▶ _Alıntı Metin_:
________________________________________

Türkiye'nin en iyi haber sitesi
HASAN BÜLENT KAHRAMAN

Bilinmez bir kıta gibi...

Ege ovası ışıklı ve çok aydınlık bir havada sararmış otlarının, zeytin ağaçlarının, kırmızı toprağının yarattığı büyülü görüntüleriyle iki yanımdan akıyordu. Her şey susmuştu. Toprak sakindi. Doğa, yazın telaşından sonra kapanmış uyuyan bir büyük at gibi kendisini dinliyordu. Aklımdan Fazıl Hüsnü'nün dizeleri geçti: "İnsan dallarla bulutlarla bir/ Aynı maviliklerden geçmiştir/ İnsan nasıl ölebilir/ yaşamak bu kadar güzelken"...
Üç saatte İzmir'den sadece yaz göğü altında gördüğüm Muğla'ya Sıtkı Koçman Üniversitesi'ne varmıştım. Sosyoloji Derneği'nin, düzenlediği "Yeni Toplumsal Yapılanmalar: Geçişler, Kesişmeler, Sapmalar" alt başlıklı VII. Ulusal Sosyoloji Kongresi'ne katılacaktım.
Tebliğimi hazırlarken bir daha fark ediyordum ki, cevabını bilmediğim sorular her geçen gün artmaktadır. Ne kadar öğrenirsek o kadar bilmiyorduk. Mesela, Tanzimat Fermanı ilan edildikten sonra ailelerde neler konuşuldu? 1880'lerde, hatta öncesinde, İstanbul'da Darülfünun mezunu bir genç Anadolu'da bir şehre gidip, baytar, eczacı, mühendis, avukat olarak çalışmaya başladığında nelerle karşılaşıyordu, nasıl bir toplumsal ilişki ağrı örüyordu? Bugün Alevi topluluklarında, mesela Gazi Mahallesi'nde gündelik hayatın parametreleri nelerdir? Okuma eğilimlerimiz nasıl değişiyor? Daha neler sıralayabilirim.

***

Geçmişte ve bugün toplumsal dönüşümün kitleler ve bireylerce nasıl algılandığı, nasıl içselleştirildiği sosyal bilimlerin en önemli konularından biridir ve Türkiye olarak bu alandaki çalışmalara çok muhtacız. Hele şimdi her zamankinden fazla muhtacız. Çok önemli bir toplumsal dönüşüm gerçekleşiyor ve biz bunun toplumsal plandaki anlamını sadece siyasetin tepkilerinden okuyup değerlendiriyoruz. Oysa bu tepkiler çok daha kapsamlı toplumsal araştırmalara konu edilmeli ve siyaset o araştırmaların verileri üstünden kendisine şekil verip, yön tayin etmeli.

________________________________________

▶ _Kayıtlı Bilgiler_:
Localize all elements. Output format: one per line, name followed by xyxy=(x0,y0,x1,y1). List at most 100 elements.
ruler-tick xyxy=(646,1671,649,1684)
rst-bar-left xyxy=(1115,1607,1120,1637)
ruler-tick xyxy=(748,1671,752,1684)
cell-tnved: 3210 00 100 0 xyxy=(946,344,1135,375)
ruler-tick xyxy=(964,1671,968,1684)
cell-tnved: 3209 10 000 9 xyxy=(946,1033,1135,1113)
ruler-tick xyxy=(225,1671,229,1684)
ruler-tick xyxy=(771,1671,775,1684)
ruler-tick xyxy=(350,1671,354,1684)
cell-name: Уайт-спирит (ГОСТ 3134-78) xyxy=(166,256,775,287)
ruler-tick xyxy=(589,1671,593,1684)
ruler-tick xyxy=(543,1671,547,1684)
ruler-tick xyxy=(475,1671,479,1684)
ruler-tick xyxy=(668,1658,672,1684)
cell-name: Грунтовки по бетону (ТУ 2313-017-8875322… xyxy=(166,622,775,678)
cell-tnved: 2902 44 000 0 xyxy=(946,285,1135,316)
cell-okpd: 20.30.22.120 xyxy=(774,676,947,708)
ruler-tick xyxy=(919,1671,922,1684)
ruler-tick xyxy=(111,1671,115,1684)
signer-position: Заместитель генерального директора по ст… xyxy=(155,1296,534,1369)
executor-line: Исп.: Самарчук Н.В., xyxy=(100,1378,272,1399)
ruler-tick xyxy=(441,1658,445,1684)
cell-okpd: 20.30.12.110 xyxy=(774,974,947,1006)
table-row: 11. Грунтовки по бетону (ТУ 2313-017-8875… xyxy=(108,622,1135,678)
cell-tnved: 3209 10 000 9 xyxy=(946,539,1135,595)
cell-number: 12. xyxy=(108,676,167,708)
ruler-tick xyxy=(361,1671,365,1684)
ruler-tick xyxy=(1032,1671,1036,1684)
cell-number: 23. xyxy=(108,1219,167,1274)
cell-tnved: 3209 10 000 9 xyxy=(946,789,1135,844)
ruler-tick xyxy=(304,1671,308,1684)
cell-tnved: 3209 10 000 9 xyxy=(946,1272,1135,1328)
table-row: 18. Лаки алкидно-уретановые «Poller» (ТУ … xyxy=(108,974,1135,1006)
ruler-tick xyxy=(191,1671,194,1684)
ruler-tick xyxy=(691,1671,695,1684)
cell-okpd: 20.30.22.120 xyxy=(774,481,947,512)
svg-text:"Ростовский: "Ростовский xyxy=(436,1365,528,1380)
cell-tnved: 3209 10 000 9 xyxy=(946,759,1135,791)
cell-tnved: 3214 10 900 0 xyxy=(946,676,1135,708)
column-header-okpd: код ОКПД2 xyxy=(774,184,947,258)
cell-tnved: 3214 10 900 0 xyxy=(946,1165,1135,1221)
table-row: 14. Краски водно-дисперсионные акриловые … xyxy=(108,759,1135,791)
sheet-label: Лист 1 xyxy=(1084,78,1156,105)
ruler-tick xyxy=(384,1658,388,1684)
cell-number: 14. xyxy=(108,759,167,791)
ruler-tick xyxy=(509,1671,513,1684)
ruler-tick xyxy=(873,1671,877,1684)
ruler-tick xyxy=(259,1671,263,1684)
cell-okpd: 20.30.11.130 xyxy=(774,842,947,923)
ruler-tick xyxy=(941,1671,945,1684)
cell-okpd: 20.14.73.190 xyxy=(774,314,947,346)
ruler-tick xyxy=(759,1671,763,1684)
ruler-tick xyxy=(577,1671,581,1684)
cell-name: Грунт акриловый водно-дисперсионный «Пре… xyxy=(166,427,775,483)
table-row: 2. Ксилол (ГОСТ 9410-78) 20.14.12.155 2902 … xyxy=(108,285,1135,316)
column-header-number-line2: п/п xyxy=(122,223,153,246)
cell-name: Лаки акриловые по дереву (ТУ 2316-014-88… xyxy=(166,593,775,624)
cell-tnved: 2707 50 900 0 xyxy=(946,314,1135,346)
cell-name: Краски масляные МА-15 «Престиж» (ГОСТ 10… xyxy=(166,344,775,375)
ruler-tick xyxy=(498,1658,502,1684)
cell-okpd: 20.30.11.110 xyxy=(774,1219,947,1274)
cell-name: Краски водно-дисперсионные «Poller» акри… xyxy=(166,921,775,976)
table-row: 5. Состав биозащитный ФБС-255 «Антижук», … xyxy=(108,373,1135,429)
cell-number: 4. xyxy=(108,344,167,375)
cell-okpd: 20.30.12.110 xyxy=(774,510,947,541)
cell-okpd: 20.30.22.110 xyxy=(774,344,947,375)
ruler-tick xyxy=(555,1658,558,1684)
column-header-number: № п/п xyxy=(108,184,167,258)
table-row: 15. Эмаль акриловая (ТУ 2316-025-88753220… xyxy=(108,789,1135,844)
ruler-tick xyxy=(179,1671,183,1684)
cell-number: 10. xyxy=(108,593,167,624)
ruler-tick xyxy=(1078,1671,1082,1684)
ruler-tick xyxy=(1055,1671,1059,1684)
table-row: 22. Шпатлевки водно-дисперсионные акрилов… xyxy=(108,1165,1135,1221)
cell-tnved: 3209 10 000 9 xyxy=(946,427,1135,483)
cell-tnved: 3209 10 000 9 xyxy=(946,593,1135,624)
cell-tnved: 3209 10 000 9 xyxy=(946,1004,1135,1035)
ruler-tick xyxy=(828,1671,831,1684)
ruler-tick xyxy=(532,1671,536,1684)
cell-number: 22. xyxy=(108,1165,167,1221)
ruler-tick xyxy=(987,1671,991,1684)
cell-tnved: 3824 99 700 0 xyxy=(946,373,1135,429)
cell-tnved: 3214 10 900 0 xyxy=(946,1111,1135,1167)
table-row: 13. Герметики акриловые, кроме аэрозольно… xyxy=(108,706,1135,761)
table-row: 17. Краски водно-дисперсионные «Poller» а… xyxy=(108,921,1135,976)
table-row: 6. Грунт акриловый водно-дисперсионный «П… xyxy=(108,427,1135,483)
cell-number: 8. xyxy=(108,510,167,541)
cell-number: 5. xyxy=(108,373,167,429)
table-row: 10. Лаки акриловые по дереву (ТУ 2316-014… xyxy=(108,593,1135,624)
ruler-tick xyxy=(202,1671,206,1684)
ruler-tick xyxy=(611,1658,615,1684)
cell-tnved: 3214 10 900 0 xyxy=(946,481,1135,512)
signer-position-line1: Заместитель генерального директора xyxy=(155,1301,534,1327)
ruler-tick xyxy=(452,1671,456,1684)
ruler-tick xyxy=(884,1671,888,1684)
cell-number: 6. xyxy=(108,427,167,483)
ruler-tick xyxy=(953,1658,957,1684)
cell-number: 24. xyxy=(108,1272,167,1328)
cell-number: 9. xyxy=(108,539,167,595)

________________________________________

▶ _Görevler_:
1. Alıntı metinde "Geçmişte ve bugün toplumsal dönüşümün" diye başlayan paragrafı, ana bilgilerini koruyarak kısa bir madde listesi hâline getirin.
2. Aşağıdaki ifadelerin alıntı metinle uyuşup uyuşmadığını lütfen evet ya da hayır ile belirtin ve her yanıtın yanına metindeki belirleyici sözleri aynen alıntılayın.
(a) Yazar İzmir'den Muğla'ya üç saatte vardı.
(b) Kongreyi Tarih Derneği düzenledi.
(c) Yazara göre cevabı bilinmeyen sorular her geçen gün azalıyor.
3. Alıntı metinde adı geçen kongrenin alt başlığı nedir?

▶ _Görevlere Göre Yanıtlar_:
1.
- Toplumsal dönüşümün kitleler ve bireylerce geçmişte ve bugün nasıl algılanıp içselleştirildiği, sosyal bilimlerin en önemli konularından biridir.
- Türkiye bu alandaki çalışmalara çok muhtaçtır, şimdi her zamankinden de fazla.
- Çok önemli bir toplumsal dönüşüm yaşanıyor, ancak bunun toplumsal anlamı yalnızca siyasetin tepkilerinden okunup değerlendiriliyor.
- Bu tepkiler çok daha kapsamlı toplumsal araştırmalara konu edilmeli. Siyaset de kendisine bu araştırmaların verilerine göre şekil ve yön vermeli.

2.
(a) Evet: "Üç saatte İzmir'den sadece yaz göğü altında gördüğüm Muğla'ya Sıtkı Koçman Üniversitesi'ne varmıştım."
(b) Hayır: "Sosyoloji Derneği'nin, düzenlediği"
(c) Hayır: "cevabını bilmediğim sorular her geçen gün artmaktadır"

3. Yeni Toplumsal Yapılanmalar: Geçişler, Kesişmeler, Sapmalar